* _OBJECTIVE_:
Output the data that follows exactly, line for line.

* _ENTRIES PROVIDED_:

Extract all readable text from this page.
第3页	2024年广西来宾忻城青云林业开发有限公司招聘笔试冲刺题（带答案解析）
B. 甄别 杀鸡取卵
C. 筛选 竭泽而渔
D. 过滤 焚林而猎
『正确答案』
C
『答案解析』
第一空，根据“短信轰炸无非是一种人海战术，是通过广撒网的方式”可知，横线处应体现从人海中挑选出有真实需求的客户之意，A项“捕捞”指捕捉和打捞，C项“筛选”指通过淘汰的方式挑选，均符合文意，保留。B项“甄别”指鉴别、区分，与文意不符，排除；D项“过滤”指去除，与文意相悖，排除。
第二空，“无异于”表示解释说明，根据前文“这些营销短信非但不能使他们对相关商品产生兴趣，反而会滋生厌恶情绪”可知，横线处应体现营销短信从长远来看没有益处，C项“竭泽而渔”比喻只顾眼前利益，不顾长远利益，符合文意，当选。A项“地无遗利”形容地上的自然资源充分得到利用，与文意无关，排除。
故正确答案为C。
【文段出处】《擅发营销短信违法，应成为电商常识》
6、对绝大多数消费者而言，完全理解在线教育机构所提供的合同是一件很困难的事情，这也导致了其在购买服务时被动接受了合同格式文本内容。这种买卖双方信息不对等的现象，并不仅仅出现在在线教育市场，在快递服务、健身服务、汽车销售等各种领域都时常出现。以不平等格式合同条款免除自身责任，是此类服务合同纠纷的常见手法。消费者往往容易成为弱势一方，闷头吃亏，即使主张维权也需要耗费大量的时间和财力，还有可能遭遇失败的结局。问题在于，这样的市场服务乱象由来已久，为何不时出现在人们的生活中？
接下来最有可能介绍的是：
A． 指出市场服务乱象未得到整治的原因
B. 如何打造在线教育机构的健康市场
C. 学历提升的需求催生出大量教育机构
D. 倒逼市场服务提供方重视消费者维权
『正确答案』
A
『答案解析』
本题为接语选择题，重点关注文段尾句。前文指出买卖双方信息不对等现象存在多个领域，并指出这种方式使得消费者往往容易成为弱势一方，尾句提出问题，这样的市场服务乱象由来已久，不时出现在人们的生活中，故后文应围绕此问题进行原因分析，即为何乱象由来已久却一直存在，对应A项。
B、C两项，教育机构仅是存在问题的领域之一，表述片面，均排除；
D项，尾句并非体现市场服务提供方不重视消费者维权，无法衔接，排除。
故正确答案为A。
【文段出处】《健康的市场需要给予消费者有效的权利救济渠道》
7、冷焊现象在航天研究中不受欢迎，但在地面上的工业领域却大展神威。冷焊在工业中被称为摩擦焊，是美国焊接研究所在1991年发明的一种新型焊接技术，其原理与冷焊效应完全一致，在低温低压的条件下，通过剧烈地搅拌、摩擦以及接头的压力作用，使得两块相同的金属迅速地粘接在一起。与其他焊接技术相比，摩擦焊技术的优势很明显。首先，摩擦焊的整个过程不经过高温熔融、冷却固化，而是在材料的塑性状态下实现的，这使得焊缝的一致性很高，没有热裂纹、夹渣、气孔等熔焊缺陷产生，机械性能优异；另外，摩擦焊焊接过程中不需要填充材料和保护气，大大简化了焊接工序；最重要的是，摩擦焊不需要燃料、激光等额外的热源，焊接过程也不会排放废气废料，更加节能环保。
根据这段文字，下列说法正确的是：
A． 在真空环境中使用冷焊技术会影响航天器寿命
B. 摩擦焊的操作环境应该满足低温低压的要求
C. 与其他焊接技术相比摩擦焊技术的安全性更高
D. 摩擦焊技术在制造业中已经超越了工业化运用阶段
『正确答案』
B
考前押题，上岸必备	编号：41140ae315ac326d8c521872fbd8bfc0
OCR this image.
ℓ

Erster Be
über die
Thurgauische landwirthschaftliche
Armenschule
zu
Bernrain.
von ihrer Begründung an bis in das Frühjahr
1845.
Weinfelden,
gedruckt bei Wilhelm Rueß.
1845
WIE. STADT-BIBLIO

* _COMPLETED EXERCISE_:
Extract all readable text from this page.
第3页	2024年广西来宾忻城青云林业开发有限公司招聘笔试冲刺题（带答案解析）
B. 甄别 杀鸡取卵
C. 筛选 竭泽而渔
D. 过滤 焚林而猎
『正确答案』
C
『答案解析』
第一空，根据“短信轰炸无非是一种人海战术，是通过广撒网的方式”可知，横线处应体现从人海中挑选出有真实需求的客户之意，A项“捕捞”指捕捉和打捞，C项“筛选”指通过淘汰的方式挑选，均符合文意，保留。B项“甄别”指鉴别、区分，与文意不符，排除；D项“过滤”指去除，与文意相悖，排除。
第二空，“无异于”表示解释说明，根据前文“这些营销短信非但不能使他们对相关商品产生兴趣，反而会滋生厌恶情绪”可知，横线处应体现营销短信从长远来看没有益处，C项“竭泽而渔”比喻只顾眼前利益，不顾长远利益，符合文意，当选。A项“地无遗利”形容地上的自然资源充分得到利用，与文意无关，排除。
故正确答案为C。
【文段出处】《擅发营销短信违法，应成为电商常识》
6、对绝大多数消费者而言，完全理解在线教育机构所提供的合同是一件很困难的事情，这也导致了其在购买服务时被动接受了合同格式文本内容。这种买卖双方信息不对等的现象，并不仅仅出现在在线教育市场，在快递服务、健身服务、汽车销售等各种领域都时常出现。以不平等格式合同条款免除自身责任，是此类服务合同纠纷的常见手法。消费者往往容易成为弱势一方，闷头吃亏，即使主张维权也需要耗费大量的时间和财力，还有可能遭遇失败的结局。问题在于，这样的市场服务乱象由来已久，为何不时出现在人们的生活中？
接下来最有可能介绍的是：
A． 指出市场服务乱象未得到整治的原因
B. 如何打造在线教育机构的健康市场
C. 学历提升的需求催生出大量教育机构
D. 倒逼市场服务提供方重视消费者维权
『正确答案』
A
『答案解析』
本题为接语选择题，重点关注文段尾句。前文指出买卖双方信息不对等现象存在多个领域，并指出这种方式使得消费者往往容易成为弱势一方，尾句提出问题，这样的市场服务乱象由来已久，不时出现在人们的生活中，故后文应围绕此问题进行原因分析，即为何乱象由来已久却一直存在，对应A项。
B、C两项，教育机构仅是存在问题的领域之一，表述片面，均排除；
D项，尾句并非体现市场服务提供方不重视消费者维权，无法衔接，排除。
故正确答案为A。
【文段出处】《健康的市场需要给予消费者有效的权利救济渠道》
7、冷焊现象在航天研究中不受欢迎，但在地面上的工业领域却大展神威。冷焊在工业中被称为摩擦焊，是美国焊接研究所在1991年发明的一种新型焊接技术，其原理与冷焊效应完全一致，在低温低压的条件下，通过剧烈地搅拌、摩擦以及接头的压力作用，使得两块相同的金属迅速地粘接在一起。与其他焊接技术相比，摩擦焊技术的优势很明显。首先，摩擦焊的整个过程不经过高温熔融、冷却固化，而是在材料的塑性状态下实现的，这使得焊缝的一致性很高，没有热裂纹、夹渣、气孔等熔焊缺陷产生，机械性能优异；另外，摩擦焊焊接过程中不需要填充材料和保护气，大大简化了焊接工序；最重要的是，摩擦焊不需要燃料、激光等额外的热源，焊接过程也不会排放废气废料，更加节能环保。
根据这段文字，下列说法正确的是：
A． 在真空环境中使用冷焊技术会影响航天器寿命
B. 摩擦焊的操作环境应该满足低温低压的要求
C. 与其他焊接技术相比摩擦焊技术的安全性更高
D. 摩擦焊技术在制造业中已经超越了工业化运用阶段
『正确答案』
B
考前押题，上岸必备	编号：41140ae315ac326d8c521872fbd8bfc0
OCR this image.
ℓ

Erster Be
über die
Thurgauische landwirthschaftliche
Armenschule
zu
Bernrain.
von ihrer Begründung an bis in das Frühjahr
1845.
Weinfelden,
gedruckt bei Wilhelm Rueß.
1845
WIE. STADT-BIBLIO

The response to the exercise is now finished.